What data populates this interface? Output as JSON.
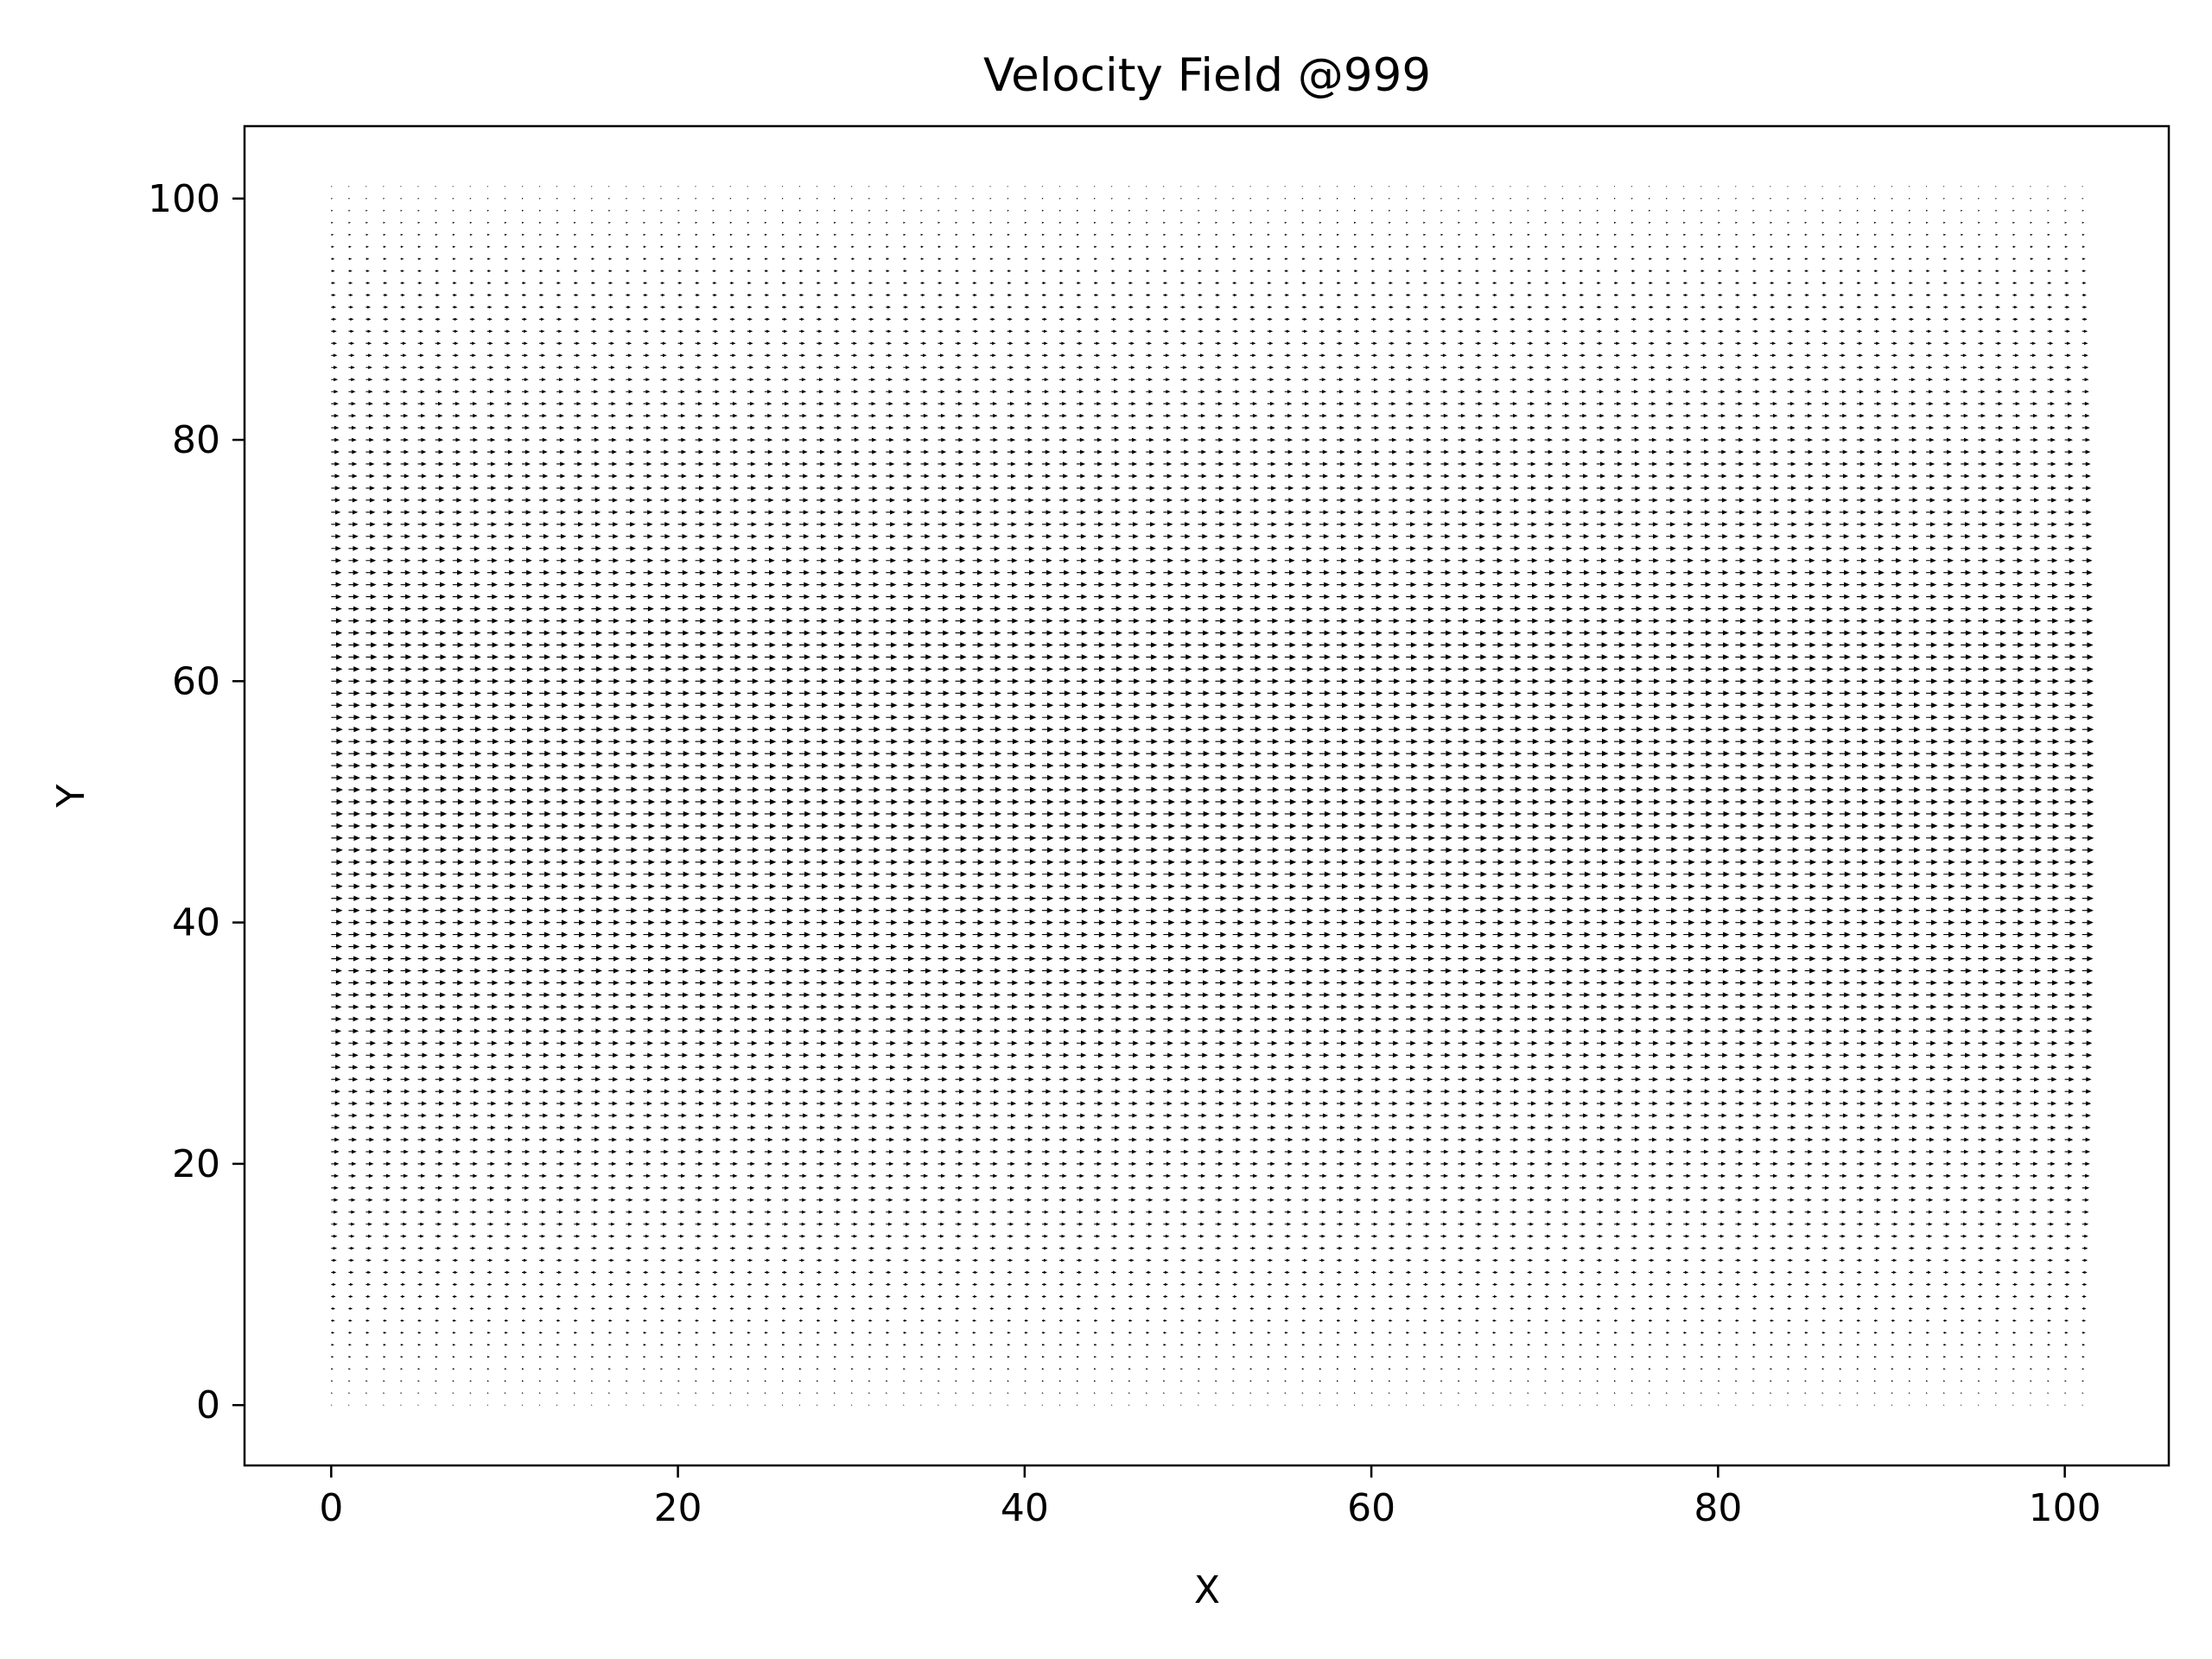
{
  "chart_data": {
    "type": "quiver",
    "title": "Velocity Field @999",
    "xlabel": "X",
    "ylabel": "Y",
    "xlim": [
      -5,
      106
    ],
    "ylim": [
      -5,
      106
    ],
    "xticks": [
      0,
      20,
      40,
      60,
      80,
      100
    ],
    "yticks": [
      0,
      20,
      40,
      60,
      80,
      100
    ],
    "xtick_labels": [
      "0",
      "20",
      "40",
      "60",
      "80",
      "100"
    ],
    "ytick_labels": [
      "0",
      "20",
      "40",
      "60",
      "80",
      "100"
    ],
    "grid": false,
    "grid_x": {
      "start": 0,
      "stop": 101,
      "step": 1
    },
    "grid_y": {
      "start": 0,
      "stop": 101,
      "step": 1
    },
    "u_direction": "+x",
    "v_direction": 0,
    "velocity_profile": "parabolic, zero at y=0 and y=101, maximum at y≈50",
    "u_samples": [
      {
        "y": 0,
        "u": 0.0
      },
      {
        "y": 10,
        "u": 0.35
      },
      {
        "y": 25,
        "u": 0.74
      },
      {
        "y": 50,
        "u": 1.0
      },
      {
        "y": 75,
        "u": 0.74
      },
      {
        "y": 90,
        "u": 0.35
      },
      {
        "y": 101,
        "u": 0.0
      }
    ],
    "arrow_color": "#000000"
  }
}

• [Goal of the exercise] Give every line back word for word and leave the pictures out.

• [Answer to this exercise]
What data populates this interface? Output as JSON.
{
  "chart_data": {
    "type": "quiver",
    "title": "Velocity Field @999",
    "xlabel": "X",
    "ylabel": "Y",
    "xlim": [
      -5,
      106
    ],
    "ylim": [
      -5,
      106
    ],
    "xticks": [
      0,
      20,
      40,
      60,
      80,
      100
    ],
    "yticks": [
      0,
      20,
      40,
      60,
      80,
      100
    ],
    "xtick_labels": [
      "0",
      "20",
      "40",
      "60",
      "80",
      "100"
    ],
    "ytick_labels": [
      "0",
      "20",
      "40",
      "60",
      "80",
      "100"
    ],
    "grid": false,
    "grid_x": {
      "start": 0,
      "stop": 101,
      "step": 1
    },
    "grid_y": {
      "start": 0,
      "stop": 101,
      "step": 1
    },
    "u_direction": "+x",
    "v_direction": 0,
    "velocity_profile": "parabolic, zero at y=0 and y=101, maximum at y≈50",
    "u_samples": [
      {
        "y": 0,
        "u": 0.0
      },
      {
        "y": 10,
        "u": 0.35
      },
      {
        "y": 25,
        "u": 0.74
      },
      {
        "y": 50,
        "u": 1.0
      },
      {
        "y": 75,
        "u": 0.74
      },
      {
        "y": 90,
        "u": 0.35
      },
      {
        "y": 101,
        "u": 0.0
      }
    ],
    "arrow_color": "#000000"
  }
}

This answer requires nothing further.